_Objective_: Look through the data below. Collect every line where the word "lambda" occurs.

** Start Data for this task **

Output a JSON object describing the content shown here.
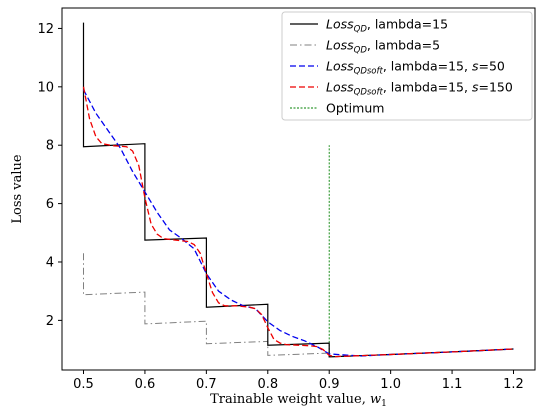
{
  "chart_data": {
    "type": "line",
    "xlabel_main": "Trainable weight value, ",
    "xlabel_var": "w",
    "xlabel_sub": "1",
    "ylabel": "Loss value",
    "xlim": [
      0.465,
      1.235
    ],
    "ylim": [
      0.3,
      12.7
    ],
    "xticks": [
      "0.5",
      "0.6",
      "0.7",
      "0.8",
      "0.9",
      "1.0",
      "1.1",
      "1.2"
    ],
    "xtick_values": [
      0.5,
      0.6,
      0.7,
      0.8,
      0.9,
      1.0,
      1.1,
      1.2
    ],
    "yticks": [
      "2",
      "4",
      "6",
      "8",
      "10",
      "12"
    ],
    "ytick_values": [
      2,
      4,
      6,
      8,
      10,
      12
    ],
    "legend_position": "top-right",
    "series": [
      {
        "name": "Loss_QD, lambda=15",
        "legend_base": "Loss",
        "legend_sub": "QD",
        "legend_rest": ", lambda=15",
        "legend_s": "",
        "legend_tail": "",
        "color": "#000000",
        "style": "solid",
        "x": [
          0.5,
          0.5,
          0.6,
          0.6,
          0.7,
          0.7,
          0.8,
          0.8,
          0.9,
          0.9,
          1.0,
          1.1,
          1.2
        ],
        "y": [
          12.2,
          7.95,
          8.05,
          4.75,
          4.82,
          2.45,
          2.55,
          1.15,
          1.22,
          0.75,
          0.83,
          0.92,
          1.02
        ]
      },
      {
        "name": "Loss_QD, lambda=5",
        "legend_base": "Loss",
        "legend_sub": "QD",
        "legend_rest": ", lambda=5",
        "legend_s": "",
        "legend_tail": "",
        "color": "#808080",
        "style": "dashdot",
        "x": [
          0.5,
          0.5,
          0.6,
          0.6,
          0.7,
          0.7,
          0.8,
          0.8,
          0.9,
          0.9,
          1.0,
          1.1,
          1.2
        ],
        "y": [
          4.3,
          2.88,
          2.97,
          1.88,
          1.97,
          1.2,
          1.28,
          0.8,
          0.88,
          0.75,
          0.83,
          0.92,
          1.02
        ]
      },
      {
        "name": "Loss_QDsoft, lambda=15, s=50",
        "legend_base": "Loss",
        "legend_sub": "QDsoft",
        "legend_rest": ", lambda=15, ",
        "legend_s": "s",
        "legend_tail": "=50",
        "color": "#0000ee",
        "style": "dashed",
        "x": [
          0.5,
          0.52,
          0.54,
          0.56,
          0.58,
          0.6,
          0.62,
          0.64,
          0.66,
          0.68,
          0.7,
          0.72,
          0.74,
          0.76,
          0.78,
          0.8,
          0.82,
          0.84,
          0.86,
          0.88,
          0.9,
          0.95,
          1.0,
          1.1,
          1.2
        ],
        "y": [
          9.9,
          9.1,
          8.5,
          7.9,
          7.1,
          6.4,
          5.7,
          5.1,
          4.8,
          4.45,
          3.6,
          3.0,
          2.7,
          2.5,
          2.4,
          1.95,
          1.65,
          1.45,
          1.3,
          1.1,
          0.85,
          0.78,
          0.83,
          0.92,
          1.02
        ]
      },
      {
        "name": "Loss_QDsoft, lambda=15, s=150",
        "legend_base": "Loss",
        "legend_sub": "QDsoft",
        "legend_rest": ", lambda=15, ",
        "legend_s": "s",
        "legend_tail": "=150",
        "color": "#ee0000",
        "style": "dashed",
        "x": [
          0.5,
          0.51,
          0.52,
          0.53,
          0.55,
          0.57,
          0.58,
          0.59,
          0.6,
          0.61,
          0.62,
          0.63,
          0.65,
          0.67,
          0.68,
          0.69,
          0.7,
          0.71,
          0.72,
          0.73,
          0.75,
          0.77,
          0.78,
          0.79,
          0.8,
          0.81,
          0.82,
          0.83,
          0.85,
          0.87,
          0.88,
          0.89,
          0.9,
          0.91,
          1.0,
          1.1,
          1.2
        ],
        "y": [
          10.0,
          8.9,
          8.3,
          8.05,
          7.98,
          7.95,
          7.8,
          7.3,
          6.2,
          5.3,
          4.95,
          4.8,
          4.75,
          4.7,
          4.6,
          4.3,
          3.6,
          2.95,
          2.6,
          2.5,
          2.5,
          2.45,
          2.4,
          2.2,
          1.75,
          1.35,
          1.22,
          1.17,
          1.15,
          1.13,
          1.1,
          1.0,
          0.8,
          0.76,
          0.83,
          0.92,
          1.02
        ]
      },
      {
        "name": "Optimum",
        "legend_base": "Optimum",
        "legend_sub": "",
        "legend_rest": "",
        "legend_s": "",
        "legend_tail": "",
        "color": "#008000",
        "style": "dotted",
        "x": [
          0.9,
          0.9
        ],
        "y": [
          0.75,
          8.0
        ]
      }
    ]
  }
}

** End Data for this task **
** Start Data for this task **

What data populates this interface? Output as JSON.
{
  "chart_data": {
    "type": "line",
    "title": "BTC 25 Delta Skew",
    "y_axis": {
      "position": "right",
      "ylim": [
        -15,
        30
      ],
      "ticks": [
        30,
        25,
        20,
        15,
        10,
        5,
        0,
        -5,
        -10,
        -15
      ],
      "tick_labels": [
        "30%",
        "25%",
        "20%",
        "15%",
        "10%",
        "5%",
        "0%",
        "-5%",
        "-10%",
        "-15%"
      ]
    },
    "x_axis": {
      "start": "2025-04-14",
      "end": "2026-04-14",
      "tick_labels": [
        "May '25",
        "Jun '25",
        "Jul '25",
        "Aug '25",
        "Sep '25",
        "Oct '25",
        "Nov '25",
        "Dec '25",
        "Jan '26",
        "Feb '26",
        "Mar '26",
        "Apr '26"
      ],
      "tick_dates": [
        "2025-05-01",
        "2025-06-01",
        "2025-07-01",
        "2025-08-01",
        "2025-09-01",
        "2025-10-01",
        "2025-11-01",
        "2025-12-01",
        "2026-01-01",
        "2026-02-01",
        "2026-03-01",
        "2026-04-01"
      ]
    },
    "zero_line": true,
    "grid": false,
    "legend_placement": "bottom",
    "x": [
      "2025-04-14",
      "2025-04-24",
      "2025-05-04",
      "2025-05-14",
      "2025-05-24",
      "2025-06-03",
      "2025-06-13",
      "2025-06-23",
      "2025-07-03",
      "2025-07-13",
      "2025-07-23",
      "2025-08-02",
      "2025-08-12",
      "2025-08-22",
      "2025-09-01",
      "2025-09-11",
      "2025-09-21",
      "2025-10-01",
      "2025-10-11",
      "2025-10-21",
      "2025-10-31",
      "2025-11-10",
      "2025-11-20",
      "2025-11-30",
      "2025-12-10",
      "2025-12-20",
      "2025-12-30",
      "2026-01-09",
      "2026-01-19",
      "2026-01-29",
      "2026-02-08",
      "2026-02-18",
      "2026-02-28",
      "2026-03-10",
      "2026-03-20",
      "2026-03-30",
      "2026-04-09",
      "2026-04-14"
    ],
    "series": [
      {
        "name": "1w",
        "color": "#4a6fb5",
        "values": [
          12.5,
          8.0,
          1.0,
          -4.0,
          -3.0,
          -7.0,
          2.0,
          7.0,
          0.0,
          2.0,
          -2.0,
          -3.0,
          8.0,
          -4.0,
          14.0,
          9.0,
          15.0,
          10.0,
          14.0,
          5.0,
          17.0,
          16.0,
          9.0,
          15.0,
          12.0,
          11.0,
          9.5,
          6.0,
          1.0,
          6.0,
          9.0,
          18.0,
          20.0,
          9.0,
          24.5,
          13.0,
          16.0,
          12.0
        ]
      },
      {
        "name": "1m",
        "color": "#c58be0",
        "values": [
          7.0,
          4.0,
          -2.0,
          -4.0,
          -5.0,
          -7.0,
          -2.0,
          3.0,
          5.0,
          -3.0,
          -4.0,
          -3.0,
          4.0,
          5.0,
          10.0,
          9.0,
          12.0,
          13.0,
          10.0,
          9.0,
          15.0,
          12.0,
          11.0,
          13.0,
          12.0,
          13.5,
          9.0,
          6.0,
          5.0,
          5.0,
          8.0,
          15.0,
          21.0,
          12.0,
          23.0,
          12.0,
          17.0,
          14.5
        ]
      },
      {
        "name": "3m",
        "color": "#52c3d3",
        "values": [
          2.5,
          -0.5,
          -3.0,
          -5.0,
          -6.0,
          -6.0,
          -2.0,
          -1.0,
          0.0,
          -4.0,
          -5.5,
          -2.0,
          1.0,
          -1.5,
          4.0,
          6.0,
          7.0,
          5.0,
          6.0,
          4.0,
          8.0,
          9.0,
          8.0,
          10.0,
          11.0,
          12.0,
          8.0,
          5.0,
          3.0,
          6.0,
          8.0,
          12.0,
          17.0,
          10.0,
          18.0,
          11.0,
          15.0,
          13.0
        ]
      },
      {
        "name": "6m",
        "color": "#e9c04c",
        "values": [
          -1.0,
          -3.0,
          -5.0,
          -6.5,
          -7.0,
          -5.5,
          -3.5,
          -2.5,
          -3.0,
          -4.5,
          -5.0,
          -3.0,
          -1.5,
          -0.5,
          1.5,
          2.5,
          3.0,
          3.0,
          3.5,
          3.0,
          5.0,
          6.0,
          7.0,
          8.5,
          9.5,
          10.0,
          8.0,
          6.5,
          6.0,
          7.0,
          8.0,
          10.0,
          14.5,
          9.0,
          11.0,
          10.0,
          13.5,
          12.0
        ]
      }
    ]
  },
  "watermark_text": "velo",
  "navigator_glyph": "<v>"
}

** End Data for this task **

_Output_:
        "name": "Loss_QD, lambda=15",
        "legend_rest": ", lambda=15",
        "name": "Loss_QD, lambda=5",
        "legend_rest": ", lambda=5",
        "name": "Loss_QDsoft, lambda=15, s=50",
        "legend_rest": ", lambda=15, ",
        "name": "Loss_QDsoft, lambda=15, s=150",
        "legend_rest": ", lambda=15, ",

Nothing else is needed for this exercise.